* WHAT YOU HAVE TO DO
Every entry that follows needs to be repeated exactly.

* Excerpt from a dataset
○ ○ ○
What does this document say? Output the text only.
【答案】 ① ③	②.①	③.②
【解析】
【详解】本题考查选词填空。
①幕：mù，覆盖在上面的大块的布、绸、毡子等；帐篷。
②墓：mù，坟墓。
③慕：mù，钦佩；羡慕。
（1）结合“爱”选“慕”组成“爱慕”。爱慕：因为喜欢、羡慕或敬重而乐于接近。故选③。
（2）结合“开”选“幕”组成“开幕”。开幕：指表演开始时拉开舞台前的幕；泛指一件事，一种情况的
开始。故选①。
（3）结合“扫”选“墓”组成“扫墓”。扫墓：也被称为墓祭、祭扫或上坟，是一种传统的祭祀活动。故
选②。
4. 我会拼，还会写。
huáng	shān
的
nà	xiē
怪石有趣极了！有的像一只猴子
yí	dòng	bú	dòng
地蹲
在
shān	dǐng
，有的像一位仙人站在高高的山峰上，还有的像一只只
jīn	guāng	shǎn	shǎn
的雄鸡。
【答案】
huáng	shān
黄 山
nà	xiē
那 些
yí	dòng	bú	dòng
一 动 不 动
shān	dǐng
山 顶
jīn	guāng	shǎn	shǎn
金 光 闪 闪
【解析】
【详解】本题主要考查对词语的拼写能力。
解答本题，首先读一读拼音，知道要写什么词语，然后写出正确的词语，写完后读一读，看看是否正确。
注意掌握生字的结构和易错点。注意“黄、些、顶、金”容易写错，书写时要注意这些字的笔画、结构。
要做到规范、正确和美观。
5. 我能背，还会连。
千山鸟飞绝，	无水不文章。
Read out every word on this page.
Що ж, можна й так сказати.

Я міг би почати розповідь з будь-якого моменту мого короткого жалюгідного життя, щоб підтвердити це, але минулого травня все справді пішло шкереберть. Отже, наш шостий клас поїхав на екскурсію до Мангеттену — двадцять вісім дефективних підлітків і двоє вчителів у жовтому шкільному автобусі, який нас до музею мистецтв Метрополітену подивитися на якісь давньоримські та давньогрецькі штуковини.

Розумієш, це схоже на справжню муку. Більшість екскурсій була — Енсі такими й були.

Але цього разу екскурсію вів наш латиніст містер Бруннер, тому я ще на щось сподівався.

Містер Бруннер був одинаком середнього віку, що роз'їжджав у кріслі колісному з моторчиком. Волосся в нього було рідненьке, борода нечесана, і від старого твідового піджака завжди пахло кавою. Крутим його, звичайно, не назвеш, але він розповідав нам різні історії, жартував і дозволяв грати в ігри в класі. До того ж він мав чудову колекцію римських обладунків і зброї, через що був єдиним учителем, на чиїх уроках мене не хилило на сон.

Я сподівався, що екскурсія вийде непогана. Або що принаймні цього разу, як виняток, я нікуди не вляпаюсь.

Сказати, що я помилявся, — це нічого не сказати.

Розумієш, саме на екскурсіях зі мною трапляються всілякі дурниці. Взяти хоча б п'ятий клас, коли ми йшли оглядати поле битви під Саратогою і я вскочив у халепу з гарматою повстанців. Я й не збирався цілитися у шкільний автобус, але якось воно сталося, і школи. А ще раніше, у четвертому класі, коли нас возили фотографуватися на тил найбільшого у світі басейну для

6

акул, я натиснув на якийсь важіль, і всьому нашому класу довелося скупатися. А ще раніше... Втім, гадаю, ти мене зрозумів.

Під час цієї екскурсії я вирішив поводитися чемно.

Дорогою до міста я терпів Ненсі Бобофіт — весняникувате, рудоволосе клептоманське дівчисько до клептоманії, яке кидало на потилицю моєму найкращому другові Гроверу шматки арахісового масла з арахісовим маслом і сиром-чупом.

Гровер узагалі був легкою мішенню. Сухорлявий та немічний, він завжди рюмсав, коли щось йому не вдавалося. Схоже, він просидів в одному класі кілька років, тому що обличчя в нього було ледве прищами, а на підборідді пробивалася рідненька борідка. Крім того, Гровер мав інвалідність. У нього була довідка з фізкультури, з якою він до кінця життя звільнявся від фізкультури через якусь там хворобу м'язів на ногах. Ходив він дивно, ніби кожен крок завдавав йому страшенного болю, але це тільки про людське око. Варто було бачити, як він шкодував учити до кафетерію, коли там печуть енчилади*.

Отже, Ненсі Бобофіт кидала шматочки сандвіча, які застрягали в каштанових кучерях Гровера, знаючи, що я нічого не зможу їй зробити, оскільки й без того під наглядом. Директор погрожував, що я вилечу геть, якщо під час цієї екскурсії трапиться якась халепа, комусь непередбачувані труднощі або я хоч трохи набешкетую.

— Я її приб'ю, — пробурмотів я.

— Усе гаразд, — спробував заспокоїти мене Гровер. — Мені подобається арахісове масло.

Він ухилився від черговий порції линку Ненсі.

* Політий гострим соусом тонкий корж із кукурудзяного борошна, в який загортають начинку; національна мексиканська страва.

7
○ ○ ○
* RESPONSE BELOW
What does this document say? Output the text only.
【答案】 ① ③	②.①	③.②
【解析】
【详解】本题考查选词填空。
①幕：mù，覆盖在上面的大块的布、绸、毡子等；帐篷。
②墓：mù，坟墓。
③慕：mù，钦佩；羡慕。
（1）结合“爱”选“慕”组成“爱慕”。爱慕：因为喜欢、羡慕或敬重而乐于接近。故选③。
（2）结合“开”选“幕”组成“开幕”。开幕：指表演开始时拉开舞台前的幕；泛指一件事，一种情况的
开始。故选①。
（3）结合“扫”选“墓”组成“扫墓”。扫墓：也被称为墓祭、祭扫或上坟，是一种传统的祭祀活动。故
选②。
4. 我会拼，还会写。
huáng	shān
的
nà	xiē
怪石有趣极了！有的像一只猴子
yí	dòng	bú	dòng
地蹲
在
shān	dǐng
，有的像一位仙人站在高高的山峰上，还有的像一只只
jīn	guāng	shǎn	shǎn
的雄鸡。
【答案】
huáng	shān
黄 山
nà	xiē
那 些
yí	dòng	bú	dòng
一 动 不 动
shān	dǐng
山 顶
jīn	guāng	shǎn	shǎn
金 光 闪 闪
【解析】
【详解】本题主要考查对词语的拼写能力。
解答本题，首先读一读拼音，知道要写什么词语，然后写出正确的词语，写完后读一读，看看是否正确。
注意掌握生字的结构和易错点。注意“黄、些、顶、金”容易写错，书写时要注意这些字的笔画、结构。
要做到规范、正确和美观。
5. 我能背，还会连。
千山鸟飞绝，	无水不文章。
Read out every word on this page.
Що ж, можна й так сказати.

Я міг би почати розповідь з будь-якого моменту мого короткого жалюгідного життя, щоб підтвердити це, але минулого травня все справді пішло шкереберть. Отже, наш шостий клас поїхав на екскурсію до Мангеттену — двадцять вісім дефективних підлітків і двоє вчителів у жовтому шкільному автобусі, який нас до музею мистецтв Метрополітену подивитися на якісь давньоримські та давньогрецькі штуковини.

Розумієш, це схоже на справжню муку. Більшість екскурсій була — Енсі такими й були.

Але цього разу екскурсію вів наш латиніст містер Бруннер, тому я ще на щось сподівався.

Містер Бруннер був одинаком середнього віку, що роз'їжджав у кріслі колісному з моторчиком. Волосся в нього було рідненьке, борода нечесана, і від старого твідового піджака завжди пахло кавою. Крутим його, звичайно, не назвеш, але він розповідав нам різні історії, жартував і дозволяв грати в ігри в класі. До того ж він мав чудову колекцію римських обладунків і зброї, через що був єдиним учителем, на чиїх уроках мене не хилило на сон.

Я сподівався, що екскурсія вийде непогана. Або що принаймні цього разу, як виняток, я нікуди не вляпаюсь.

Сказати, що я помилявся, — це нічого не сказати.

Розумієш, саме на екскурсіях зі мною трапляються всілякі дурниці. Взяти хоча б п'ятий клас, коли ми йшли оглядати поле битви під Саратогою і я вскочив у халепу з гарматою повстанців. Я й не збирався цілитися у шкільний автобус, але якось воно сталося, і школи. А ще раніше, у четвертому класі, коли нас возили фотографуватися на тил найбільшого у світі басейну для

6

акул, я натиснув на якийсь важіль, і всьому нашому класу довелося скупатися. А ще раніше... Втім, гадаю, ти мене зрозумів.

Під час цієї екскурсії я вирішив поводитися чемно.

Дорогою до міста я терпів Ненсі Бобофіт — весняникувате, рудоволосе клептоманське дівчисько до клептоманії, яке кидало на потилицю моєму найкращому другові Гроверу шматки арахісового масла з арахісовим маслом і сиром-чупом.

Гровер узагалі був легкою мішенню. Сухорлявий та немічний, він завжди рюмсав, коли щось йому не вдавалося. Схоже, він просидів в одному класі кілька років, тому що обличчя в нього було ледве прищами, а на підборідді пробивалася рідненька борідка. Крім того, Гровер мав інвалідність. У нього була довідка з фізкультури, з якою він до кінця життя звільнявся від фізкультури через якусь там хворобу м'язів на ногах. Ходив він дивно, ніби кожен крок завдавав йому страшенного болю, але це тільки про людське око. Варто було бачити, як він шкодував учити до кафетерію, коли там печуть енчилади*.

Отже, Ненсі Бобофіт кидала шматочки сандвіча, які застрягали в каштанових кучерях Гровера, знаючи, що я нічого не зможу їй зробити, оскільки й без того під наглядом. Директор погрожував, що я вилечу геть, якщо під час цієї екскурсії трапиться якась халепа, комусь непередбачувані труднощі або я хоч трохи набешкетую.

— Я її приб'ю, — пробурмотів я.

— Усе гаразд, — спробував заспокоїти мене Гровер. — Мені подобається арахісове масло.

Він ухилився від черговий порції линку Ненсі.

* Політий гострим соусом тонкий корж із кукурудзяного борошна, в який загортають начинку; національна мексиканська страва.

7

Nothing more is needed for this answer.